**Task input**
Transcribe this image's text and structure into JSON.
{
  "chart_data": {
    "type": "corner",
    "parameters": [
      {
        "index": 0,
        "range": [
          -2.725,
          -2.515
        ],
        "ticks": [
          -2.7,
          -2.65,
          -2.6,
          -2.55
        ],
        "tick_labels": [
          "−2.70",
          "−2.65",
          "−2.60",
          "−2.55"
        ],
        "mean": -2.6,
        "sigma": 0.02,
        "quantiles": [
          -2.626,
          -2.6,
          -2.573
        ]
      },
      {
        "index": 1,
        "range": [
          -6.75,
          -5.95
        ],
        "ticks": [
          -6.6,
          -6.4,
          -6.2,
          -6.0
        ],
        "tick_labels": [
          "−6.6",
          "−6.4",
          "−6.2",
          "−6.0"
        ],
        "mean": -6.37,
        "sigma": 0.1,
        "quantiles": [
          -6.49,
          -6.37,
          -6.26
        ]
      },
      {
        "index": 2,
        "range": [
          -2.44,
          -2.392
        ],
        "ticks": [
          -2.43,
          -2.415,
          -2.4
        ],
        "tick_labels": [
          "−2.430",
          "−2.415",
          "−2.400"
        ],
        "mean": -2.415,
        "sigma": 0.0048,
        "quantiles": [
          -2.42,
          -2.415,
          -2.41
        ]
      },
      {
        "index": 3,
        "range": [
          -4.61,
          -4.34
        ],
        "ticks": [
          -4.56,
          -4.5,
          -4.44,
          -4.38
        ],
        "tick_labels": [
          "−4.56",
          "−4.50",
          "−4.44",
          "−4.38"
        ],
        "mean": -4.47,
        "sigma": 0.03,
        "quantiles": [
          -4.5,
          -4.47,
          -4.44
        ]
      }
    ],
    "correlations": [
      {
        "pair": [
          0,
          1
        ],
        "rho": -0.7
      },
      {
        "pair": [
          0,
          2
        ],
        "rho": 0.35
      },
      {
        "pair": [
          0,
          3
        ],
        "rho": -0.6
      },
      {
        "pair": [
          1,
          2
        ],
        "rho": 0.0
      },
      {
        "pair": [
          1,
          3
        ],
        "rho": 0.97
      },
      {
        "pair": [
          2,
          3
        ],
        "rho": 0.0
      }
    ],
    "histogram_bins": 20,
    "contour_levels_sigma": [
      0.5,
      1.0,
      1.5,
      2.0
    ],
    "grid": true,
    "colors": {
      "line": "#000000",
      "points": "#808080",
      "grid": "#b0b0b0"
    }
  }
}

**Work instructions**
Please reproduce every line of the material word for word.

**Solution to this exercise**
Transcribe this image's text and structure into JSON.
{
  "chart_data": {
    "type": "corner",
    "parameters": [
      {
        "index": 0,
        "range": [
          -2.725,
          -2.515
        ],
        "ticks": [
          -2.7,
          -2.65,
          -2.6,
          -2.55
        ],
        "tick_labels": [
          "−2.70",
          "−2.65",
          "−2.60",
          "−2.55"
        ],
        "mean": -2.6,
        "sigma": 0.02,
        "quantiles": [
          -2.626,
          -2.6,
          -2.573
        ]
      },
      {
        "index": 1,
        "range": [
          -6.75,
          -5.95
        ],
        "ticks": [
          -6.6,
          -6.4,
          -6.2,
          -6.0
        ],
        "tick_labels": [
          "−6.6",
          "−6.4",
          "−6.2",
          "−6.0"
        ],
        "mean": -6.37,
        "sigma": 0.1,
        "quantiles": [
          -6.49,
          -6.37,
          -6.26
        ]
      },
      {
        "index": 2,
        "range": [
          -2.44,
          -2.392
        ],
        "ticks": [
          -2.43,
          -2.415,
          -2.4
        ],
        "tick_labels": [
          "−2.430",
          "−2.415",
          "−2.400"
        ],
        "mean": -2.415,
        "sigma": 0.0048,
        "quantiles": [
          -2.42,
          -2.415,
          -2.41
        ]
      },
      {
        "index": 3,
        "range": [
          -4.61,
          -4.34
        ],
        "ticks": [
          -4.56,
          -4.5,
          -4.44,
          -4.38
        ],
        "tick_labels": [
          "−4.56",
          "−4.50",
          "−4.44",
          "−4.38"
        ],
        "mean": -4.47,
        "sigma": 0.03,
        "quantiles": [
          -4.5,
          -4.47,
          -4.44
        ]
      }
    ],
    "correlations": [
      {
        "pair": [
          0,
          1
        ],
        "rho": -0.7
      },
      {
        "pair": [
          0,
          2
        ],
        "rho": 0.35
      },
      {
        "pair": [
          0,
          3
        ],
        "rho": -0.6
      },
      {
        "pair": [
          1,
          2
        ],
        "rho": 0.0
      },
      {
        "pair": [
          1,
          3
        ],
        "rho": 0.97
      },
      {
        "pair": [
          2,
          3
        ],
        "rho": 0.0
      }
    ],
    "histogram_bins": 20,
    "contour_levels_sigma": [
      0.5,
      1.0,
      1.5,
      2.0
    ],
    "grid": true,
    "colors": {
      "line": "#000000",
      "points": "#808080",
      "grid": "#b0b0b0"
    }
  }
}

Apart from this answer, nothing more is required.